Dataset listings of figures

━━━━━━━━━━━━━━━━

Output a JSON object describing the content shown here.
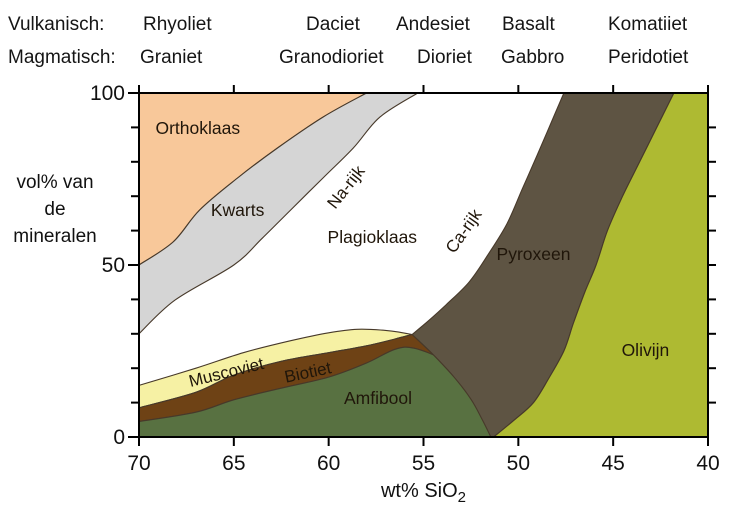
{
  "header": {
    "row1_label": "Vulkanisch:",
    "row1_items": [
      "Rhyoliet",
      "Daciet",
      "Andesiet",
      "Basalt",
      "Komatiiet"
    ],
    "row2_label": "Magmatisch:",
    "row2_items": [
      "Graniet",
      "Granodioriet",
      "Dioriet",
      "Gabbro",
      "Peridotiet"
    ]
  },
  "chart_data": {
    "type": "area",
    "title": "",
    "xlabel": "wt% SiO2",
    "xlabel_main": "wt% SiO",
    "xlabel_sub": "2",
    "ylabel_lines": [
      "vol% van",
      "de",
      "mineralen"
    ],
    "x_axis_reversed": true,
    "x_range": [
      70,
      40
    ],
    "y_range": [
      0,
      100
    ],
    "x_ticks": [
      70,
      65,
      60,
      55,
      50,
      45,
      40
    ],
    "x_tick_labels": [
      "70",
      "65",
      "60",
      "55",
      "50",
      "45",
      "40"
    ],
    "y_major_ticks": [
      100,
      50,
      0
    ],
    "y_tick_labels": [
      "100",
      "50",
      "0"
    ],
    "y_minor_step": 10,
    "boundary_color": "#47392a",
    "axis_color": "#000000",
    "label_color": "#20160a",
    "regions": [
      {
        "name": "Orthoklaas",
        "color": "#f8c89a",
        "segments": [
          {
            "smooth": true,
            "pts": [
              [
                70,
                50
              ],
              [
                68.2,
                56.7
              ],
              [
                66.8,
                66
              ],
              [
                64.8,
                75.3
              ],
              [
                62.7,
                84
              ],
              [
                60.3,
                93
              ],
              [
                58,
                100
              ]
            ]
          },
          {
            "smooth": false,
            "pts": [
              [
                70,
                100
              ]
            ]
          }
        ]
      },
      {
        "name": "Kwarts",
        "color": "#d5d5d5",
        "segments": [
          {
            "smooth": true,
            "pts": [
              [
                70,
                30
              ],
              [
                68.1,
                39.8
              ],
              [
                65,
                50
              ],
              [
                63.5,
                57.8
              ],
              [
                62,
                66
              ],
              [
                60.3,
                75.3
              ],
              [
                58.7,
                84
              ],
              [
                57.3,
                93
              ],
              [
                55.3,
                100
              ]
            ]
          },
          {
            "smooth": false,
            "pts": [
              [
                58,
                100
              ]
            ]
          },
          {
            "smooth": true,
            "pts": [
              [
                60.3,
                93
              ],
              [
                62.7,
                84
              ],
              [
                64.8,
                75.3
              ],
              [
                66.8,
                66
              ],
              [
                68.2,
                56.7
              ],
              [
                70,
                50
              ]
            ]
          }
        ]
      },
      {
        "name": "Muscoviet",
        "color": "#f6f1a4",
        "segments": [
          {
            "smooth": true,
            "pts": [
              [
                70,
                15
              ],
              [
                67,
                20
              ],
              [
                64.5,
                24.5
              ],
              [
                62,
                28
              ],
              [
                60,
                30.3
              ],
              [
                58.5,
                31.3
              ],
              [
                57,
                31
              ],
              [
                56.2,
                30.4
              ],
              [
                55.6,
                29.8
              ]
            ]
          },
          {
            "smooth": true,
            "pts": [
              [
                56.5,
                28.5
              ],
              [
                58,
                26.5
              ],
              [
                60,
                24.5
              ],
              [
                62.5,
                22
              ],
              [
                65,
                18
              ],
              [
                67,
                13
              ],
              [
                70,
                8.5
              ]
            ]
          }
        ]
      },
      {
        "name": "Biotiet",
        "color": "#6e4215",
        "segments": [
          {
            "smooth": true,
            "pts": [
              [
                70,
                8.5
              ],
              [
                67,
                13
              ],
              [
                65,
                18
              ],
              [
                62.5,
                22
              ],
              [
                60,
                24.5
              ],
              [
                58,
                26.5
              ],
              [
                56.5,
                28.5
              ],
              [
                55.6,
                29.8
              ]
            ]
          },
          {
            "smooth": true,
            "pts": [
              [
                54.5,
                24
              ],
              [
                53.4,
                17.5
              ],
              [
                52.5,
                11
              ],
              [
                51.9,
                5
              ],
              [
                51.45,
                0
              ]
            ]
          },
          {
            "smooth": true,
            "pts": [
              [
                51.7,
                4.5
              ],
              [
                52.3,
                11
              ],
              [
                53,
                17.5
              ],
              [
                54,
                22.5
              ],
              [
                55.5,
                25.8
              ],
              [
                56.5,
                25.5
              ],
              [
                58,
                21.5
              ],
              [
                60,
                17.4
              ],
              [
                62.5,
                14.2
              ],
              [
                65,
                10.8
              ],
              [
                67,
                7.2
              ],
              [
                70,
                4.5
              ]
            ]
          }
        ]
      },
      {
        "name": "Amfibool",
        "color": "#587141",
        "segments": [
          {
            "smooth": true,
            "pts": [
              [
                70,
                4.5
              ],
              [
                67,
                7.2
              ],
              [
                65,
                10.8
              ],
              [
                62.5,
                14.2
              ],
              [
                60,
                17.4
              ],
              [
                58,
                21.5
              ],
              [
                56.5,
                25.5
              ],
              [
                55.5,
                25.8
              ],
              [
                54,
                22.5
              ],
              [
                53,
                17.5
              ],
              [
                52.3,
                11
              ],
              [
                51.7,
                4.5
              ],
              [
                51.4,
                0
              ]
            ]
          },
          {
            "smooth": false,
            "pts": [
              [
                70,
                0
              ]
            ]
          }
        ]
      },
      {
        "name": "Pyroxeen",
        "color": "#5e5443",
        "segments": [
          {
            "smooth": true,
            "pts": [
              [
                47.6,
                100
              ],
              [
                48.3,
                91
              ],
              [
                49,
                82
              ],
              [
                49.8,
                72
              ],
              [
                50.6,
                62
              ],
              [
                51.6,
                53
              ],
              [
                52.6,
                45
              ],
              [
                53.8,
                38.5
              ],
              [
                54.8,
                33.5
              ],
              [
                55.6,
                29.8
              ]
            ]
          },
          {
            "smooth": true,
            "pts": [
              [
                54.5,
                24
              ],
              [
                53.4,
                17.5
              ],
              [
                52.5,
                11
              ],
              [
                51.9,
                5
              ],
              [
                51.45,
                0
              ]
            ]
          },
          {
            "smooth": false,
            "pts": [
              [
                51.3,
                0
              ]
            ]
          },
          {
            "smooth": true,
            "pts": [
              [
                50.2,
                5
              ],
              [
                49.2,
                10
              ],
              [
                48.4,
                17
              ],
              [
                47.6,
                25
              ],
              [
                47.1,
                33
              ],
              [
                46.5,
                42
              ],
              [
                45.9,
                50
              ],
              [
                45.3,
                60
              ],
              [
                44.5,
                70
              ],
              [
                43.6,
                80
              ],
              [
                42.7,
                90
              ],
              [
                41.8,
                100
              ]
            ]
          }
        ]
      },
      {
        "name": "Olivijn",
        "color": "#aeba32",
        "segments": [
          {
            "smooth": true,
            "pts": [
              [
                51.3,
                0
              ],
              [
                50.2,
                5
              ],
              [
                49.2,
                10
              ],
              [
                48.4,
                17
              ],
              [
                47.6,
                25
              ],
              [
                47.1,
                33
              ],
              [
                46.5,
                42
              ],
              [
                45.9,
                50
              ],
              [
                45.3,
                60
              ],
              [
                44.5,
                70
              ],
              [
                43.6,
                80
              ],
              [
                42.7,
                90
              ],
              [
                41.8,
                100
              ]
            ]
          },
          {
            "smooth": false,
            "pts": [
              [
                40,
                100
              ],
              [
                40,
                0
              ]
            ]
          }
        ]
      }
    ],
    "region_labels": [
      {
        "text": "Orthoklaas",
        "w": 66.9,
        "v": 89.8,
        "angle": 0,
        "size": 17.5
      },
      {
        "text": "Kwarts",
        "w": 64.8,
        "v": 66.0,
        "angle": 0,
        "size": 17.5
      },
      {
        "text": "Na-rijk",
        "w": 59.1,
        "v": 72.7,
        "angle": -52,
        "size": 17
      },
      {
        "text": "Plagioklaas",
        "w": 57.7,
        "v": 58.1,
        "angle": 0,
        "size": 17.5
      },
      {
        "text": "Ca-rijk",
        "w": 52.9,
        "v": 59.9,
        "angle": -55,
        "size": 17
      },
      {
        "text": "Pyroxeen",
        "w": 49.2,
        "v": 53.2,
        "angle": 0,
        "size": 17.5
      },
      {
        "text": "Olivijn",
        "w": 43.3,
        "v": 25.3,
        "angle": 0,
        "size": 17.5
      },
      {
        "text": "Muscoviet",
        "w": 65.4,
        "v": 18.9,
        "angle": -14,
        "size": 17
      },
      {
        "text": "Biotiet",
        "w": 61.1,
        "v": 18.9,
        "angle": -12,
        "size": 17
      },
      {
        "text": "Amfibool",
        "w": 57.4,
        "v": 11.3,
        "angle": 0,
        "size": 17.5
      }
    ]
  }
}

━━━━━━━━━━━━━━━━

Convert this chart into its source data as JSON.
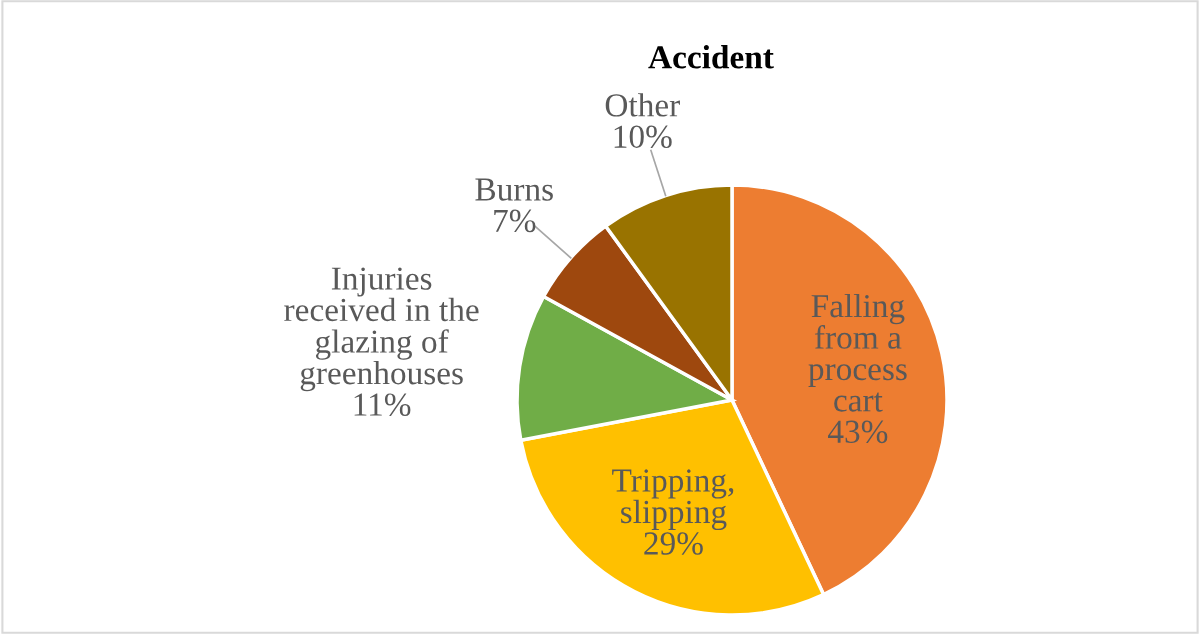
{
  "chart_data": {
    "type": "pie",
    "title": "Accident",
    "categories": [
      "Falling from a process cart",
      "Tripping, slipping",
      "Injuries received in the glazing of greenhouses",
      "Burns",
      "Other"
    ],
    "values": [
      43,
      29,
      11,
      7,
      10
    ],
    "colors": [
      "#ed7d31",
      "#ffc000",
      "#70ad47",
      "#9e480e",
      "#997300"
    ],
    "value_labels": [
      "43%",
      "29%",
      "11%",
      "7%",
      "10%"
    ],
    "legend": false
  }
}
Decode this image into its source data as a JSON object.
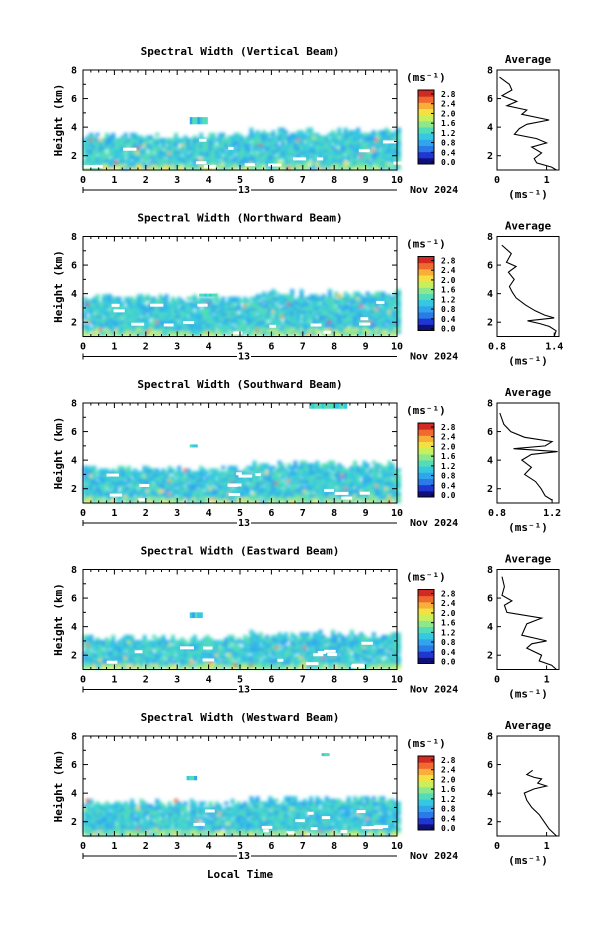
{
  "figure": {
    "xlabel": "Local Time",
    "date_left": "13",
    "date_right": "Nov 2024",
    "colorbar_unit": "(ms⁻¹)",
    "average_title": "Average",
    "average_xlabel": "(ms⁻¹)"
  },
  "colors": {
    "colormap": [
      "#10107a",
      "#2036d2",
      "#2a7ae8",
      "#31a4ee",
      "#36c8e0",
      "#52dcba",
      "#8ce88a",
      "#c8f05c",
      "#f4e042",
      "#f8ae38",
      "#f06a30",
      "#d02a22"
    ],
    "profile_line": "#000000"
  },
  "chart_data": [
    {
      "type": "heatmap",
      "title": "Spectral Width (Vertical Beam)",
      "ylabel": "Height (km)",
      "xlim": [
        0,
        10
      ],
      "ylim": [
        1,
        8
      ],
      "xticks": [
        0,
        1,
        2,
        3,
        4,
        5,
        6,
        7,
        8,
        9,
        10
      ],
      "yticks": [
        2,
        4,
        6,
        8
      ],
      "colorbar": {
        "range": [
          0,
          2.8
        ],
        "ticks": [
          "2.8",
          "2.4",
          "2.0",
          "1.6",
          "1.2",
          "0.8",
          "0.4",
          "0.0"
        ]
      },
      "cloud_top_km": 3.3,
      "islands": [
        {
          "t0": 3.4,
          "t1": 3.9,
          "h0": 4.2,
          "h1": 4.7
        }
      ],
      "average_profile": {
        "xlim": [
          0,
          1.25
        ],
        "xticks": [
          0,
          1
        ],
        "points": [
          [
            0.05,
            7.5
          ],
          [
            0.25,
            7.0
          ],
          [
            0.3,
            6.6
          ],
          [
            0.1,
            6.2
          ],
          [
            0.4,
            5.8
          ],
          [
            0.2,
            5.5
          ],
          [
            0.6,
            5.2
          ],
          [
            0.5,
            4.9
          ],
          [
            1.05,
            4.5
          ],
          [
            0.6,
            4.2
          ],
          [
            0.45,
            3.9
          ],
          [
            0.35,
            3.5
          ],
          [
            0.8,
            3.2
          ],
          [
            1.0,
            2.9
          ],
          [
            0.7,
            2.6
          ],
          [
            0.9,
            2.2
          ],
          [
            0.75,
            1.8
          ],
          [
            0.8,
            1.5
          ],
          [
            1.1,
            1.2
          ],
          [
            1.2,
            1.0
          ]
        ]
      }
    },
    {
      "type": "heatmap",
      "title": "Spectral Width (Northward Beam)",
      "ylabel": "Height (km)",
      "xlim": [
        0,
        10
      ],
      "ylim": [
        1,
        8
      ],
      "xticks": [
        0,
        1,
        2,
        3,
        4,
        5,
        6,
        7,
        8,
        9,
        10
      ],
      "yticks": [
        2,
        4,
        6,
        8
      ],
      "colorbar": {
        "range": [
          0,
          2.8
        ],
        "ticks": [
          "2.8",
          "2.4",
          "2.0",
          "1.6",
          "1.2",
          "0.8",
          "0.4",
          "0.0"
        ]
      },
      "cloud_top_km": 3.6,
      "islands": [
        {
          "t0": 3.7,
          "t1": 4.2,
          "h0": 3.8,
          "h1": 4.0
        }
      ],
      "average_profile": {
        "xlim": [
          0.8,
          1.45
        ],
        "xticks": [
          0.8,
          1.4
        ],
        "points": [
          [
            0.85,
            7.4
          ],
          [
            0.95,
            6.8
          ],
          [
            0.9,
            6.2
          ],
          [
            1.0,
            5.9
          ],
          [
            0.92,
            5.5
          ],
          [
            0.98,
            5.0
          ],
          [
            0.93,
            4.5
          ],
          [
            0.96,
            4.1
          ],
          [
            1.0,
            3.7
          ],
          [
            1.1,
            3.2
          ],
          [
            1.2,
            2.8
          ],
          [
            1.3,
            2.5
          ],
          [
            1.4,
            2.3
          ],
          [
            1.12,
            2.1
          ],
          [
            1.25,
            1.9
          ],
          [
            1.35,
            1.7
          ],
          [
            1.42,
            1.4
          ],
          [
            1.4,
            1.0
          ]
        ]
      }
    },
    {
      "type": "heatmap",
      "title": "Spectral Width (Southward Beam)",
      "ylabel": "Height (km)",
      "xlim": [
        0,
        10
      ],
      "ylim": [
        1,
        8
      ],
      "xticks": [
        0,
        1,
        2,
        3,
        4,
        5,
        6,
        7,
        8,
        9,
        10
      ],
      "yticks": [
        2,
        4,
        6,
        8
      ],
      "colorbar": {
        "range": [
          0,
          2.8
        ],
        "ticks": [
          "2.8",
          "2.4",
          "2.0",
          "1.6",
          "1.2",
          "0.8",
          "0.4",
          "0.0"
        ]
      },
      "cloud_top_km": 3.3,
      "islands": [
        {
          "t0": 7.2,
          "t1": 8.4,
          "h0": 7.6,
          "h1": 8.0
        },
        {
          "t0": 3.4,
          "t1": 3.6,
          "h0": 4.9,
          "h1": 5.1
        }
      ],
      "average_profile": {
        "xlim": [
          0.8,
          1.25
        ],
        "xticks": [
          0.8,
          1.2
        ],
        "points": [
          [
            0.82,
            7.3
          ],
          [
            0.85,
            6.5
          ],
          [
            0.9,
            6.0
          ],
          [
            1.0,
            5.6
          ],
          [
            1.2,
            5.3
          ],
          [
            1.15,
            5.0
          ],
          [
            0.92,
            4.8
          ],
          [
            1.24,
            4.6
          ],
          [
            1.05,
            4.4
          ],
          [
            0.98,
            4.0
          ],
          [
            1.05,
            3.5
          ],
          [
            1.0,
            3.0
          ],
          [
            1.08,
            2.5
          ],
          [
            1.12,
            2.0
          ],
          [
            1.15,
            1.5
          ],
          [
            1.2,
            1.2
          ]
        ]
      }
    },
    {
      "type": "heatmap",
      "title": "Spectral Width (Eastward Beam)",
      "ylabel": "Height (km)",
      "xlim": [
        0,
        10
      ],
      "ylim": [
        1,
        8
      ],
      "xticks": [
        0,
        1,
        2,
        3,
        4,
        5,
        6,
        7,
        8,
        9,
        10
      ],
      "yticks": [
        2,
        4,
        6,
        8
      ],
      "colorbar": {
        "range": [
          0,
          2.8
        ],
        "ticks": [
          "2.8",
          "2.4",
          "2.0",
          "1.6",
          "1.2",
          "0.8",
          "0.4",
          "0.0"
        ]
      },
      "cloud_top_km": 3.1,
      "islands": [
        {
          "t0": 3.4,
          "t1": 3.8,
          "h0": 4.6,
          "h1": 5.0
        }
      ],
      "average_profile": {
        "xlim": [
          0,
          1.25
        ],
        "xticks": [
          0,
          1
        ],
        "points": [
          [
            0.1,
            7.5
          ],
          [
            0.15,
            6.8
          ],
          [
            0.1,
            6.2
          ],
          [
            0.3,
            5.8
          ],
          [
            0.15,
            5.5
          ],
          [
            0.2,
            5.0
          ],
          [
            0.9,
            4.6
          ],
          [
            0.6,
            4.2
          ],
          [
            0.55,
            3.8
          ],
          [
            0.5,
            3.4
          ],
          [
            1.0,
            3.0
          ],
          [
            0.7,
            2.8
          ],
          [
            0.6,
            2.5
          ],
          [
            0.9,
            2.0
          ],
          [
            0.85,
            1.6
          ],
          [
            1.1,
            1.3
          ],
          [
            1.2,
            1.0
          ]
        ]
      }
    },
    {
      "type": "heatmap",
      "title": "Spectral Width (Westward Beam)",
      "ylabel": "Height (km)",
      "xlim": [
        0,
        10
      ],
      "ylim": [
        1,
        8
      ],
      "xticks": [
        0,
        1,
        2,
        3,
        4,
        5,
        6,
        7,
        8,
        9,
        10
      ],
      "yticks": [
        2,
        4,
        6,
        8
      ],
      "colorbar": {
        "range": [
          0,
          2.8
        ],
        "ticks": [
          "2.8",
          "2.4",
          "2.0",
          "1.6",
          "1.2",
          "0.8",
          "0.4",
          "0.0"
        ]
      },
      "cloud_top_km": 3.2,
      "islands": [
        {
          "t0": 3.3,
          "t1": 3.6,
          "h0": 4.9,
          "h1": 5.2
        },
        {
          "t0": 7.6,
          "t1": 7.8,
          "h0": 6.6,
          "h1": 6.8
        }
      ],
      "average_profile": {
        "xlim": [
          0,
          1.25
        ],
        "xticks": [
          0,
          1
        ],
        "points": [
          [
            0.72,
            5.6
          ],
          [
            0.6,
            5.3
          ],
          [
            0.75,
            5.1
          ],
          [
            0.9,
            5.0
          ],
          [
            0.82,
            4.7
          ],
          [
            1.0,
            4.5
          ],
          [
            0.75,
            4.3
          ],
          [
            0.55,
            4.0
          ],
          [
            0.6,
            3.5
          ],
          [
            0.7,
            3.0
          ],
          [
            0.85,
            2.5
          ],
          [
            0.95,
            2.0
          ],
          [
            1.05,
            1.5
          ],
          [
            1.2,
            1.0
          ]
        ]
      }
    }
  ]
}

━━━━━━━━━━━━━━━━

Copy every line of the entries above in which "name" occurs.

- **RIGHT ANSWER**
        "name": "Orthoklaas",
        "name": "Kwarts",
        "name": "Muscoviet",
        "name": "Biotiet",
        "name": "Amfibool",
        "name": "Pyroxeen",
        "name": "Olivijn",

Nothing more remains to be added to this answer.